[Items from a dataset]
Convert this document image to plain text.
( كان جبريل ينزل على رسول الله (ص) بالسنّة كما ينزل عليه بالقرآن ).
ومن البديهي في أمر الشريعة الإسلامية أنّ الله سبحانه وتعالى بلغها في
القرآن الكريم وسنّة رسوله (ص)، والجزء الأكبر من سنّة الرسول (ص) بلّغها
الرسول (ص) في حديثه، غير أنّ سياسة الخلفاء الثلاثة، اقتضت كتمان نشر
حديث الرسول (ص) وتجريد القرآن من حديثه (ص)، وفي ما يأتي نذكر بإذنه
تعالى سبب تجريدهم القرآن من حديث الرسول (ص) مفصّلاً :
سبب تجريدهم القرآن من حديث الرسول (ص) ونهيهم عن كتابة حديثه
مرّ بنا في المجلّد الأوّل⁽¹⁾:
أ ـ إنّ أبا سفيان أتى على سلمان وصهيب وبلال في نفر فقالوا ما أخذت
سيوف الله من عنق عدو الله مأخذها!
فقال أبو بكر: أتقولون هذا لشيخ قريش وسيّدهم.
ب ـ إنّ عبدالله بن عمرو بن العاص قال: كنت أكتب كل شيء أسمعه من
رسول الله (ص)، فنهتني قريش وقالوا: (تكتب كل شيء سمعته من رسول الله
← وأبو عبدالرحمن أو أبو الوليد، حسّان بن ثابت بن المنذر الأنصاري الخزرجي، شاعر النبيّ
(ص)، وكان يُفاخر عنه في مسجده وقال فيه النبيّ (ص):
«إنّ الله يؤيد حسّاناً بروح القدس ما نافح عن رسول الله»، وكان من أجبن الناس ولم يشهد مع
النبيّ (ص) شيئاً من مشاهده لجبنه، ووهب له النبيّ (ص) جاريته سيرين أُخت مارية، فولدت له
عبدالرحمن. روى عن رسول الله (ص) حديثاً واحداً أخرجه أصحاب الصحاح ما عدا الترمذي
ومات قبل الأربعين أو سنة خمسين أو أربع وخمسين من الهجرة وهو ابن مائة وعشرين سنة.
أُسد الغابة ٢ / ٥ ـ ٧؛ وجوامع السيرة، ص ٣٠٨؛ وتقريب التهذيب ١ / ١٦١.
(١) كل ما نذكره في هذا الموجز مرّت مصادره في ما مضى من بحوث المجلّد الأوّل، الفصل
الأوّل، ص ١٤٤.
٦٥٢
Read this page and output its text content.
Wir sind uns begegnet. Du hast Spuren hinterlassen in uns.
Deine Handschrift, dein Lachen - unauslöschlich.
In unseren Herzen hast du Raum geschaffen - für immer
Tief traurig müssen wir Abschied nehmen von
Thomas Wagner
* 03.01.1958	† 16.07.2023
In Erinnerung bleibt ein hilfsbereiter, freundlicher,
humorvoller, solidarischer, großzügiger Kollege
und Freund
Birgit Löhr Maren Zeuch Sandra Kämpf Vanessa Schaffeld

Request — Restate the whole listing exactly, leaving out nothing.

Expected answer —
Convert this document image to plain text.
( كان جبريل ينزل على رسول الله (ص) بالسنّة كما ينزل عليه بالقرآن ).
ومن البديهي في أمر الشريعة الإسلامية أنّ الله سبحانه وتعالى بلغها في
القرآن الكريم وسنّة رسوله (ص)، والجزء الأكبر من سنّة الرسول (ص) بلّغها
الرسول (ص) في حديثه، غير أنّ سياسة الخلفاء الثلاثة، اقتضت كتمان نشر
حديث الرسول (ص) وتجريد القرآن من حديثه (ص)، وفي ما يأتي نذكر بإذنه
تعالى سبب تجريدهم القرآن من حديث الرسول (ص) مفصّلاً :
سبب تجريدهم القرآن من حديث الرسول (ص) ونهيهم عن كتابة حديثه
مرّ بنا في المجلّد الأوّل⁽¹⁾:
أ ـ إنّ أبا سفيان أتى على سلمان وصهيب وبلال في نفر فقالوا ما أخذت
سيوف الله من عنق عدو الله مأخذها!
فقال أبو بكر: أتقولون هذا لشيخ قريش وسيّدهم.
ب ـ إنّ عبدالله بن عمرو بن العاص قال: كنت أكتب كل شيء أسمعه من
رسول الله (ص)، فنهتني قريش وقالوا: (تكتب كل شيء سمعته من رسول الله
← وأبو عبدالرحمن أو أبو الوليد، حسّان بن ثابت بن المنذر الأنصاري الخزرجي، شاعر النبيّ
(ص)، وكان يُفاخر عنه في مسجده وقال فيه النبيّ (ص):
«إنّ الله يؤيد حسّاناً بروح القدس ما نافح عن رسول الله»، وكان من أجبن الناس ولم يشهد مع
النبيّ (ص) شيئاً من مشاهده لجبنه، ووهب له النبيّ (ص) جاريته سيرين أُخت مارية، فولدت له
عبدالرحمن. روى عن رسول الله (ص) حديثاً واحداً أخرجه أصحاب الصحاح ما عدا الترمذي
ومات قبل الأربعين أو سنة خمسين أو أربع وخمسين من الهجرة وهو ابن مائة وعشرين سنة.
أُسد الغابة ٢ / ٥ ـ ٧؛ وجوامع السيرة، ص ٣٠٨؛ وتقريب التهذيب ١ / ١٦١.
(١) كل ما نذكره في هذا الموجز مرّت مصادره في ما مضى من بحوث المجلّد الأوّل، الفصل
الأوّل، ص ١٤٤.
٦٥٢
Read this page and output its text content.
Wir sind uns begegnet. Du hast Spuren hinterlassen in uns.
Deine Handschrift, dein Lachen - unauslöschlich.
In unseren Herzen hast du Raum geschaffen - für immer
Tief traurig müssen wir Abschied nehmen von
Thomas Wagner
* 03.01.1958	† 16.07.2023
In Erinnerung bleibt ein hilfsbereiter, freundlicher,
humorvoller, solidarischer, großzügiger Kollege
und Freund
Birgit Löhr Maren Zeuch Sandra Kämpf Vanessa Schaffeld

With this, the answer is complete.